* **THE EXERCISE**: Look through the material below and give the number of lines holding "concerns", with no other words.
┄┄┄┄┄┄┄┄┄┄
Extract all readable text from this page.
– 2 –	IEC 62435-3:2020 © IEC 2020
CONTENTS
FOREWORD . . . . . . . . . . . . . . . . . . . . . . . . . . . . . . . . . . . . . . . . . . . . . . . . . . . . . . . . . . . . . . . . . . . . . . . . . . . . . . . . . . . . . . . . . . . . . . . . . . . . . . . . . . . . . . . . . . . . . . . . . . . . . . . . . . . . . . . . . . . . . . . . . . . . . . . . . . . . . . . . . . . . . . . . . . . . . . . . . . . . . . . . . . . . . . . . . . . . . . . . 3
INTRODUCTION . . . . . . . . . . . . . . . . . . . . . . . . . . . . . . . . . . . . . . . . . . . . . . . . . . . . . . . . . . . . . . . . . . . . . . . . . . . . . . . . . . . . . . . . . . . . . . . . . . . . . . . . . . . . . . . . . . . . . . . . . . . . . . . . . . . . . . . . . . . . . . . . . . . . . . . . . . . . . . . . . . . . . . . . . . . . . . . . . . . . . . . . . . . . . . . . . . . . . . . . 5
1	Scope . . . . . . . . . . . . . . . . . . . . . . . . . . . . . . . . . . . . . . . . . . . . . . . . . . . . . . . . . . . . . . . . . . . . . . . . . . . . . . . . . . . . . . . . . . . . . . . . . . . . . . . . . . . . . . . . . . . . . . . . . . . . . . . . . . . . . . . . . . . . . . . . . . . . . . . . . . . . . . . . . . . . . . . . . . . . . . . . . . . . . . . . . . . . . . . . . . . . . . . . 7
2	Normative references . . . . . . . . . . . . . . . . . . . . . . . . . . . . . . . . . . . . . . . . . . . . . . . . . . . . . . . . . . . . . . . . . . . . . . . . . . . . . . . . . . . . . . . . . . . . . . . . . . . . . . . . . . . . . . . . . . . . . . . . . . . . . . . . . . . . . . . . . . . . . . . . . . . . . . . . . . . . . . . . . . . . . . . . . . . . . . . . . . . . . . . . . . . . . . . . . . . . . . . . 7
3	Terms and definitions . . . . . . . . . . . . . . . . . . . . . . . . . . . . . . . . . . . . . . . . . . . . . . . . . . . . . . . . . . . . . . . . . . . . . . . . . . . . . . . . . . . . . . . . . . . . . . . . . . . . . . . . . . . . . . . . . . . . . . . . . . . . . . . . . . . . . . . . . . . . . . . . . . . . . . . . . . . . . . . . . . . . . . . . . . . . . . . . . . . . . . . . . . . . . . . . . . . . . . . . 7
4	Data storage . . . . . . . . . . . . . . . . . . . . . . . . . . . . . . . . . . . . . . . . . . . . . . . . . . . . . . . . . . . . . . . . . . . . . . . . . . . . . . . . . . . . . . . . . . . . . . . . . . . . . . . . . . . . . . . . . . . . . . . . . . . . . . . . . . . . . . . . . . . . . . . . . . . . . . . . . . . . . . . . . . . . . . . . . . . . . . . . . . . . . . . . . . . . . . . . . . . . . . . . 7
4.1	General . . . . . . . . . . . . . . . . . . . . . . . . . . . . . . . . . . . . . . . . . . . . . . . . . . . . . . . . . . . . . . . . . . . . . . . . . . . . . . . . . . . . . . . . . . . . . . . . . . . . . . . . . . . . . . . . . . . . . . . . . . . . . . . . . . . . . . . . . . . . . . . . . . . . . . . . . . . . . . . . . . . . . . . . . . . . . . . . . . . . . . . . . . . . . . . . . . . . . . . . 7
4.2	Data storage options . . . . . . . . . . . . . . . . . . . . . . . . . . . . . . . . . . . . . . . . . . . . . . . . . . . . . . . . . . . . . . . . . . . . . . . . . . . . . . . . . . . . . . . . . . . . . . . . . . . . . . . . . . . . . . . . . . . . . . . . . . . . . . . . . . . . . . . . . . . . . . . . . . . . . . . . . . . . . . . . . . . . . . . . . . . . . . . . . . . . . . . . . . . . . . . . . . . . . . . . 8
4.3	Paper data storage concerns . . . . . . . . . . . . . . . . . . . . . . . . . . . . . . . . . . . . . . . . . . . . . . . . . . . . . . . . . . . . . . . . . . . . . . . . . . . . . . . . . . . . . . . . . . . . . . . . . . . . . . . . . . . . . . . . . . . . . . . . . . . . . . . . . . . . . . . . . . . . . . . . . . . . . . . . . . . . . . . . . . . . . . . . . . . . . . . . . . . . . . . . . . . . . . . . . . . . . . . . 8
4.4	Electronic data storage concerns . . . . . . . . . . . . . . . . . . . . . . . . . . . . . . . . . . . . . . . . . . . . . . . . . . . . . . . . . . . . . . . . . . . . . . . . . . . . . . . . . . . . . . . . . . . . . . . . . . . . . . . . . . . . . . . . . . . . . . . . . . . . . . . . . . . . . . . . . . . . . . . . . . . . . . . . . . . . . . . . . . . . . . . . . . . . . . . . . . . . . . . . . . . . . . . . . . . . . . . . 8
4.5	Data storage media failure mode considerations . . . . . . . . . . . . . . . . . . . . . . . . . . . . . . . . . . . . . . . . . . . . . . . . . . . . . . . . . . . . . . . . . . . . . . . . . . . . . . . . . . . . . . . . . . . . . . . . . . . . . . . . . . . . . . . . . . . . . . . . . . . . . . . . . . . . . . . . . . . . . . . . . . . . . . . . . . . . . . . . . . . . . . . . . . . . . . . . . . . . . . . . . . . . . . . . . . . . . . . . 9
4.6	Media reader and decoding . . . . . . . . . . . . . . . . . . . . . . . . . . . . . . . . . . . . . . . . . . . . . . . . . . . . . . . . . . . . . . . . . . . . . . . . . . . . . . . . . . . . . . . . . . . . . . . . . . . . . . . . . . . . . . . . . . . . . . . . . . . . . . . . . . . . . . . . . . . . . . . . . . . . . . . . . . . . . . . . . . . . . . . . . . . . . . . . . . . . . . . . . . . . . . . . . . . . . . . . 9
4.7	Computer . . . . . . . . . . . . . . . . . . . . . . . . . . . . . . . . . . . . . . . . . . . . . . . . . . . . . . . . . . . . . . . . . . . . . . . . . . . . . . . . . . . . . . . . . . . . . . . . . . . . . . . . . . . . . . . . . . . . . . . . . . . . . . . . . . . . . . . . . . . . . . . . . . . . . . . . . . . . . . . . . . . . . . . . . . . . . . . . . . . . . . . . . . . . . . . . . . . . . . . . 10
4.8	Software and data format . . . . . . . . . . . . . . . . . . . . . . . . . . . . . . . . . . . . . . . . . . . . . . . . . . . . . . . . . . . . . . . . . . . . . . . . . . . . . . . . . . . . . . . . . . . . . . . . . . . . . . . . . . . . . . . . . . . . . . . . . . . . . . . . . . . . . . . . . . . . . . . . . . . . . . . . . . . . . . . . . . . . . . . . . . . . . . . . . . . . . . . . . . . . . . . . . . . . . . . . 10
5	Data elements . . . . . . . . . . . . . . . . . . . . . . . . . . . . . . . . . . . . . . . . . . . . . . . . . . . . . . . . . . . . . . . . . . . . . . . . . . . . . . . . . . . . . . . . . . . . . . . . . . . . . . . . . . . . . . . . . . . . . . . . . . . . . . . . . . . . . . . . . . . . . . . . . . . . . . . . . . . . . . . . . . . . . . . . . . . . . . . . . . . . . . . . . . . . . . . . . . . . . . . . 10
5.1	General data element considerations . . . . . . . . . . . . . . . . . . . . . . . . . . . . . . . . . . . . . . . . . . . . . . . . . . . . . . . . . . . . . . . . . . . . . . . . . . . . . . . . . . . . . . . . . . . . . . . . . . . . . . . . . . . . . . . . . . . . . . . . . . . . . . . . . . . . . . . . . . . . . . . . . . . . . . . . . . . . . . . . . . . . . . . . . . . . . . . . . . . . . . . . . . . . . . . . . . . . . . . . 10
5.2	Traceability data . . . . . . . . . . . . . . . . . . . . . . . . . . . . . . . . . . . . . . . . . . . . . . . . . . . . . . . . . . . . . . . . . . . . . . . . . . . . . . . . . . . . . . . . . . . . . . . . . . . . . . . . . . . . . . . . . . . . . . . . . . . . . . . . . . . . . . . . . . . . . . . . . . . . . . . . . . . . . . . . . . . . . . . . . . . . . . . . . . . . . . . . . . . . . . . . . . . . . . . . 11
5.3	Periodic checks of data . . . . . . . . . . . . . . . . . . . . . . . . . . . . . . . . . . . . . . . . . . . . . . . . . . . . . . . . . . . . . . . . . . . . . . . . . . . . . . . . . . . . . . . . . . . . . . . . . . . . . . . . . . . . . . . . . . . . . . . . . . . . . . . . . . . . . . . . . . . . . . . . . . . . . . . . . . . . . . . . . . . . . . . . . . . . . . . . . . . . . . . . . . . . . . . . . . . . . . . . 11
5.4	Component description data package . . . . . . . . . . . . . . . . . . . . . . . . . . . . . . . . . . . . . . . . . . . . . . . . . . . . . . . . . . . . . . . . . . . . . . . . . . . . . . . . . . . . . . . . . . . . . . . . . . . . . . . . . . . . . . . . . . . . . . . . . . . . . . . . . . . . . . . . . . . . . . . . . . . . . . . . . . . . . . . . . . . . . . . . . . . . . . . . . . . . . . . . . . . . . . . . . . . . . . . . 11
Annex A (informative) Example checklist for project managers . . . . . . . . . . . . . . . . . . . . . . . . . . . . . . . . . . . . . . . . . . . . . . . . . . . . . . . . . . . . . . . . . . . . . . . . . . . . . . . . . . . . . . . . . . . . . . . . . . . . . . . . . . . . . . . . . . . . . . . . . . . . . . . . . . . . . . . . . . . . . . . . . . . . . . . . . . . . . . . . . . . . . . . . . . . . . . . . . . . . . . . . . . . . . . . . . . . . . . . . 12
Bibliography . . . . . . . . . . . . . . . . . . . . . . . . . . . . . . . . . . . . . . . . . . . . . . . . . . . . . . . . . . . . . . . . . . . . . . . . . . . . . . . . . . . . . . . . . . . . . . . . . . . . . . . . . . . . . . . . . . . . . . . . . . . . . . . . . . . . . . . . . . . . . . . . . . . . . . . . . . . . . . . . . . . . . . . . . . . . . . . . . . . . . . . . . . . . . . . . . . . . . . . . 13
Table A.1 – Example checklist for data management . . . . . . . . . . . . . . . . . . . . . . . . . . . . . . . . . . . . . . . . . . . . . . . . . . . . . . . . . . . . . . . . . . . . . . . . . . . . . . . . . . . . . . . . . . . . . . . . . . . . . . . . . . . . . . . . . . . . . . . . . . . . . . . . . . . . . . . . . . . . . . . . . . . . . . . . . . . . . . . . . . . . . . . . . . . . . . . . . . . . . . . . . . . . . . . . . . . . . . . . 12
┄┄┄┄┄┄┄┄┄┄
* **EXERCISE RESULT**: 2